▶ [Input data]:

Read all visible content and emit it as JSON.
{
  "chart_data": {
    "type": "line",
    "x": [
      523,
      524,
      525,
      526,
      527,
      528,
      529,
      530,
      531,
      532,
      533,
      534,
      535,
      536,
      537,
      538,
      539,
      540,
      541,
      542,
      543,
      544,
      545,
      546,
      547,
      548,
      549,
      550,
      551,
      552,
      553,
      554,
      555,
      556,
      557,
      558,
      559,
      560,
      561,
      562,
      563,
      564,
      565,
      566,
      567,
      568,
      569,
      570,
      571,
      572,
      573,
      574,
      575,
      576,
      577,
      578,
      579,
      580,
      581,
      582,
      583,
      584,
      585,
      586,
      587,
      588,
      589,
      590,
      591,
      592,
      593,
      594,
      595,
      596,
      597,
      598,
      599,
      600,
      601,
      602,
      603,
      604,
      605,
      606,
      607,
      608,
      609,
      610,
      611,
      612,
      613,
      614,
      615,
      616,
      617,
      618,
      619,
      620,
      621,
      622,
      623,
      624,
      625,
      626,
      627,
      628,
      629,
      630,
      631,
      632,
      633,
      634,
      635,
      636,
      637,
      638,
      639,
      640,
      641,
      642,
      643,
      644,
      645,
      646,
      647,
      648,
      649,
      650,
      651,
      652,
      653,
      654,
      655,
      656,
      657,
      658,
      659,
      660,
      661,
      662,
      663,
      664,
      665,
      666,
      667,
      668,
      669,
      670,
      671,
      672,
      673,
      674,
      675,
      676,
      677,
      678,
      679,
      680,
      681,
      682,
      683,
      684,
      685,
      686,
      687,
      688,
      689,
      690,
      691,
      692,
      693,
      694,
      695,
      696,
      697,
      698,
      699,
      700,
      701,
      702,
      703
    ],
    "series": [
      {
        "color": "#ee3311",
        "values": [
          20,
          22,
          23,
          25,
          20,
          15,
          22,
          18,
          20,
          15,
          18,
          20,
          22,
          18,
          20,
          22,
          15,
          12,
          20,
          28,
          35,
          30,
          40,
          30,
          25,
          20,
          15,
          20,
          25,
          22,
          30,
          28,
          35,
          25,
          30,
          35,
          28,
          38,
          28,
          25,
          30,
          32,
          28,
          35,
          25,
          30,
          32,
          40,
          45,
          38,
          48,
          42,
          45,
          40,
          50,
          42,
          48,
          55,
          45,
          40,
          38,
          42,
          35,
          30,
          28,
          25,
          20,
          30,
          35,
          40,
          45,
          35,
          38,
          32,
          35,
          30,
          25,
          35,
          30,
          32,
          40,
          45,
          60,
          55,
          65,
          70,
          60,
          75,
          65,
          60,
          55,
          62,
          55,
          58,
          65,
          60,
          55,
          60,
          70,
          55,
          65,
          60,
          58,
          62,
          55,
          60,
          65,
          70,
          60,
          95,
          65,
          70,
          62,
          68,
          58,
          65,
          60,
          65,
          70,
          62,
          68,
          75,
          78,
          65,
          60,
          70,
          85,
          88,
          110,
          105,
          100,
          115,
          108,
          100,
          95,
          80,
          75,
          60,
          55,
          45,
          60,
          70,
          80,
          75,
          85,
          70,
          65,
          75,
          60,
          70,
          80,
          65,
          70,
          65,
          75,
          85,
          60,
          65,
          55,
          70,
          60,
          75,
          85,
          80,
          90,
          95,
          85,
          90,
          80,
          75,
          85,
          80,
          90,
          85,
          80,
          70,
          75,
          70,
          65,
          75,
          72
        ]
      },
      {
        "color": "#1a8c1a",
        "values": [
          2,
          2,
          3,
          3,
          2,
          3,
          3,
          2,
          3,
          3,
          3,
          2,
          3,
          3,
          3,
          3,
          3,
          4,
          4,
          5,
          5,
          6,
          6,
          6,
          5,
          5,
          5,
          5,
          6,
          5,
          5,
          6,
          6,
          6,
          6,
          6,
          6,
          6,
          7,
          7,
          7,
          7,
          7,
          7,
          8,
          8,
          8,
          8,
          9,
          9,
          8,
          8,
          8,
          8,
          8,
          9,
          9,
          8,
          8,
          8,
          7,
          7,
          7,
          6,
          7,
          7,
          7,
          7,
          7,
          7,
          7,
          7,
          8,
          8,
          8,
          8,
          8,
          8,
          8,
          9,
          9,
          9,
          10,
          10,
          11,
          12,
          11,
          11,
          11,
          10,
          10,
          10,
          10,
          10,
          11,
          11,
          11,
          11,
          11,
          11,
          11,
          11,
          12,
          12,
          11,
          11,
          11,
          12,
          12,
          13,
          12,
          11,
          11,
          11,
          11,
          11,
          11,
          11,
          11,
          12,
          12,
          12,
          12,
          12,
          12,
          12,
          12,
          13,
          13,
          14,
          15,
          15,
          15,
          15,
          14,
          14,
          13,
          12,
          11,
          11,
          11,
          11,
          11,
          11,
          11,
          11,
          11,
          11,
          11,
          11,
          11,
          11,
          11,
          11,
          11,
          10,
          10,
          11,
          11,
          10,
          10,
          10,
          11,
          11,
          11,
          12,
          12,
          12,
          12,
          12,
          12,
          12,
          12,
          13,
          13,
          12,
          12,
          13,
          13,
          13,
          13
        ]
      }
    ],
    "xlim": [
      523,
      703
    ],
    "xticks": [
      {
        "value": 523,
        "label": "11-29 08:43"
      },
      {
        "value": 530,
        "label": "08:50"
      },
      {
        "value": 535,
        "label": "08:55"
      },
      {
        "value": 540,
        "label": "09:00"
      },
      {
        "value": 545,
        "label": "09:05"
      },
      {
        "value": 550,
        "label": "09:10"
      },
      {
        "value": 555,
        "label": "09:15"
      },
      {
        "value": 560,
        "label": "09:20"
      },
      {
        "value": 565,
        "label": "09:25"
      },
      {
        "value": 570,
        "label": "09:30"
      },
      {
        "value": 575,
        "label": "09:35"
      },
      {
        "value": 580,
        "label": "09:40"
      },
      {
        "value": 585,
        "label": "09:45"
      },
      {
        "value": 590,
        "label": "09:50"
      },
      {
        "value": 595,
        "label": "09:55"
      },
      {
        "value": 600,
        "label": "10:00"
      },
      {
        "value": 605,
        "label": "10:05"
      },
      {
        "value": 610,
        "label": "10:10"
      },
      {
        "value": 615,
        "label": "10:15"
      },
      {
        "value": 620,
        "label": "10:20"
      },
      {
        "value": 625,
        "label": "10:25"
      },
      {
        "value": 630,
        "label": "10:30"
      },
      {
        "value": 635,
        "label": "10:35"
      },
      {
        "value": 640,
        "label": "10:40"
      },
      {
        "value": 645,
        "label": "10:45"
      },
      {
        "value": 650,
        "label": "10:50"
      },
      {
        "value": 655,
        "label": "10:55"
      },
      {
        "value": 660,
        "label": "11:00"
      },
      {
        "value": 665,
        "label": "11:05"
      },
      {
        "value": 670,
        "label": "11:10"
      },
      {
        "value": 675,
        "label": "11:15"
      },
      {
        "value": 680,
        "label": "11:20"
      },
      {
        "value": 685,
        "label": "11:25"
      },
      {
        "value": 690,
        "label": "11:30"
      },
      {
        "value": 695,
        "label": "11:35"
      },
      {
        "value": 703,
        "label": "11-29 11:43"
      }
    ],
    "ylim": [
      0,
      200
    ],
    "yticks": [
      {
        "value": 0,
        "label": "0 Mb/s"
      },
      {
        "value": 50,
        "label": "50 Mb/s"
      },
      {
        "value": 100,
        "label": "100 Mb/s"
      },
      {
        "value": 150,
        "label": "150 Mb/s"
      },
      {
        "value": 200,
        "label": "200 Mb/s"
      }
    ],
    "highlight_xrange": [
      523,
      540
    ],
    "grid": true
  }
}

▶ [Your task]: Produce an exact copy of the whole listing.

▶ [Response to this exercise]:
Read all visible content and emit it as JSON.
{
  "chart_data": {
    "type": "line",
    "x": [
      523,
      524,
      525,
      526,
      527,
      528,
      529,
      530,
      531,
      532,
      533,
      534,
      535,
      536,
      537,
      538,
      539,
      540,
      541,
      542,
      543,
      544,
      545,
      546,
      547,
      548,
      549,
      550,
      551,
      552,
      553,
      554,
      555,
      556,
      557,
      558,
      559,
      560,
      561,
      562,
      563,
      564,
      565,
      566,
      567,
      568,
      569,
      570,
      571,
      572,
      573,
      574,
      575,
      576,
      577,
      578,
      579,
      580,
      581,
      582,
      583,
      584,
      585,
      586,
      587,
      588,
      589,
      590,
      591,
      592,
      593,
      594,
      595,
      596,
      597,
      598,
      599,
      600,
      601,
      602,
      603,
      604,
      605,
      606,
      607,
      608,
      609,
      610,
      611,
      612,
      613,
      614,
      615,
      616,
      617,
      618,
      619,
      620,
      621,
      622,
      623,
      624,
      625,
      626,
      627,
      628,
      629,
      630,
      631,
      632,
      633,
      634,
      635,
      636,
      637,
      638,
      639,
      640,
      641,
      642,
      643,
      644,
      645,
      646,
      647,
      648,
      649,
      650,
      651,
      652,
      653,
      654,
      655,
      656,
      657,
      658,
      659,
      660,
      661,
      662,
      663,
      664,
      665,
      666,
      667,
      668,
      669,
      670,
      671,
      672,
      673,
      674,
      675,
      676,
      677,
      678,
      679,
      680,
      681,
      682,
      683,
      684,
      685,
      686,
      687,
      688,
      689,
      690,
      691,
      692,
      693,
      694,
      695,
      696,
      697,
      698,
      699,
      700,
      701,
      702,
      703
    ],
    "series": [
      {
        "color": "#ee3311",
        "values": [
          20,
          22,
          23,
          25,
          20,
          15,
          22,
          18,
          20,
          15,
          18,
          20,
          22,
          18,
          20,
          22,
          15,
          12,
          20,
          28,
          35,
          30,
          40,
          30,
          25,
          20,
          15,
          20,
          25,
          22,
          30,
          28,
          35,
          25,
          30,
          35,
          28,
          38,
          28,
          25,
          30,
          32,
          28,
          35,
          25,
          30,
          32,
          40,
          45,
          38,
          48,
          42,
          45,
          40,
          50,
          42,
          48,
          55,
          45,
          40,
          38,
          42,
          35,
          30,
          28,
          25,
          20,
          30,
          35,
          40,
          45,
          35,
          38,
          32,
          35,
          30,
          25,
          35,
          30,
          32,
          40,
          45,
          60,
          55,
          65,
          70,
          60,
          75,
          65,
          60,
          55,
          62,
          55,
          58,
          65,
          60,
          55,
          60,
          70,
          55,
          65,
          60,
          58,
          62,
          55,
          60,
          65,
          70,
          60,
          95,
          65,
          70,
          62,
          68,
          58,
          65,
          60,
          65,
          70,
          62,
          68,
          75,
          78,
          65,
          60,
          70,
          85,
          88,
          110,
          105,
          100,
          115,
          108,
          100,
          95,
          80,
          75,
          60,
          55,
          45,
          60,
          70,
          80,
          75,
          85,
          70,
          65,
          75,
          60,
          70,
          80,
          65,
          70,
          65,
          75,
          85,
          60,
          65,
          55,
          70,
          60,
          75,
          85,
          80,
          90,
          95,
          85,
          90,
          80,
          75,
          85,
          80,
          90,
          85,
          80,
          70,
          75,
          70,
          65,
          75,
          72
        ]
      },
      {
        "color": "#1a8c1a",
        "values": [
          2,
          2,
          3,
          3,
          2,
          3,
          3,
          2,
          3,
          3,
          3,
          2,
          3,
          3,
          3,
          3,
          3,
          4,
          4,
          5,
          5,
          6,
          6,
          6,
          5,
          5,
          5,
          5,
          6,
          5,
          5,
          6,
          6,
          6,
          6,
          6,
          6,
          6,
          7,
          7,
          7,
          7,
          7,
          7,
          8,
          8,
          8,
          8,
          9,
          9,
          8,
          8,
          8,
          8,
          8,
          9,
          9,
          8,
          8,
          8,
          7,
          7,
          7,
          6,
          7,
          7,
          7,
          7,
          7,
          7,
          7,
          7,
          8,
          8,
          8,
          8,
          8,
          8,
          8,
          9,
          9,
          9,
          10,
          10,
          11,
          12,
          11,
          11,
          11,
          10,
          10,
          10,
          10,
          10,
          11,
          11,
          11,
          11,
          11,
          11,
          11,
          11,
          12,
          12,
          11,
          11,
          11,
          12,
          12,
          13,
          12,
          11,
          11,
          11,
          11,
          11,
          11,
          11,
          11,
          12,
          12,
          12,
          12,
          12,
          12,
          12,
          12,
          13,
          13,
          14,
          15,
          15,
          15,
          15,
          14,
          14,
          13,
          12,
          11,
          11,
          11,
          11,
          11,
          11,
          11,
          11,
          11,
          11,
          11,
          11,
          11,
          11,
          11,
          11,
          11,
          10,
          10,
          11,
          11,
          10,
          10,
          10,
          11,
          11,
          11,
          12,
          12,
          12,
          12,
          12,
          12,
          12,
          12,
          13,
          13,
          12,
          12,
          13,
          13,
          13,
          13
        ]
      }
    ],
    "xlim": [
      523,
      703
    ],
    "xticks": [
      {
        "value": 523,
        "label": "11-29 08:43"
      },
      {
        "value": 530,
        "label": "08:50"
      },
      {
        "value": 535,
        "label": "08:55"
      },
      {
        "value": 540,
        "label": "09:00"
      },
      {
        "value": 545,
        "label": "09:05"
      },
      {
        "value": 550,
        "label": "09:10"
      },
      {
        "value": 555,
        "label": "09:15"
      },
      {
        "value": 560,
        "label": "09:20"
      },
      {
        "value": 565,
        "label": "09:25"
      },
      {
        "value": 570,
        "label": "09:30"
      },
      {
        "value": 575,
        "label": "09:35"
      },
      {
        "value": 580,
        "label": "09:40"
      },
      {
        "value": 585,
        "label": "09:45"
      },
      {
        "value": 590,
        "label": "09:50"
      },
      {
        "value": 595,
        "label": "09:55"
      },
      {
        "value": 600,
        "label": "10:00"
      },
      {
        "value": 605,
        "label": "10:05"
      },
      {
        "value": 610,
        "label": "10:10"
      },
      {
        "value": 615,
        "label": "10:15"
      },
      {
        "value": 620,
        "label": "10:20"
      },
      {
        "value": 625,
        "label": "10:25"
      },
      {
        "value": 630,
        "label": "10:30"
      },
      {
        "value": 635,
        "label": "10:35"
      },
      {
        "value": 640,
        "label": "10:40"
      },
      {
        "value": 645,
        "label": "10:45"
      },
      {
        "value": 650,
        "label": "10:50"
      },
      {
        "value": 655,
        "label": "10:55"
      },
      {
        "value": 660,
        "label": "11:00"
      },
      {
        "value": 665,
        "label": "11:05"
      },
      {
        "value": 670,
        "label": "11:10"
      },
      {
        "value": 675,
        "label": "11:15"
      },
      {
        "value": 680,
        "label": "11:20"
      },
      {
        "value": 685,
        "label": "11:25"
      },
      {
        "value": 690,
        "label": "11:30"
      },
      {
        "value": 695,
        "label": "11:35"
      },
      {
        "value": 703,
        "label": "11-29 11:43"
      }
    ],
    "ylim": [
      0,
      200
    ],
    "yticks": [
      {
        "value": 0,
        "label": "0 Mb/s"
      },
      {
        "value": 50,
        "label": "50 Mb/s"
      },
      {
        "value": 100,
        "label": "100 Mb/s"
      },
      {
        "value": 150,
        "label": "150 Mb/s"
      },
      {
        "value": 200,
        "label": "200 Mb/s"
      }
    ],
    "highlight_xrange": [
      523,
      540
    ],
    "grid": true
  }
}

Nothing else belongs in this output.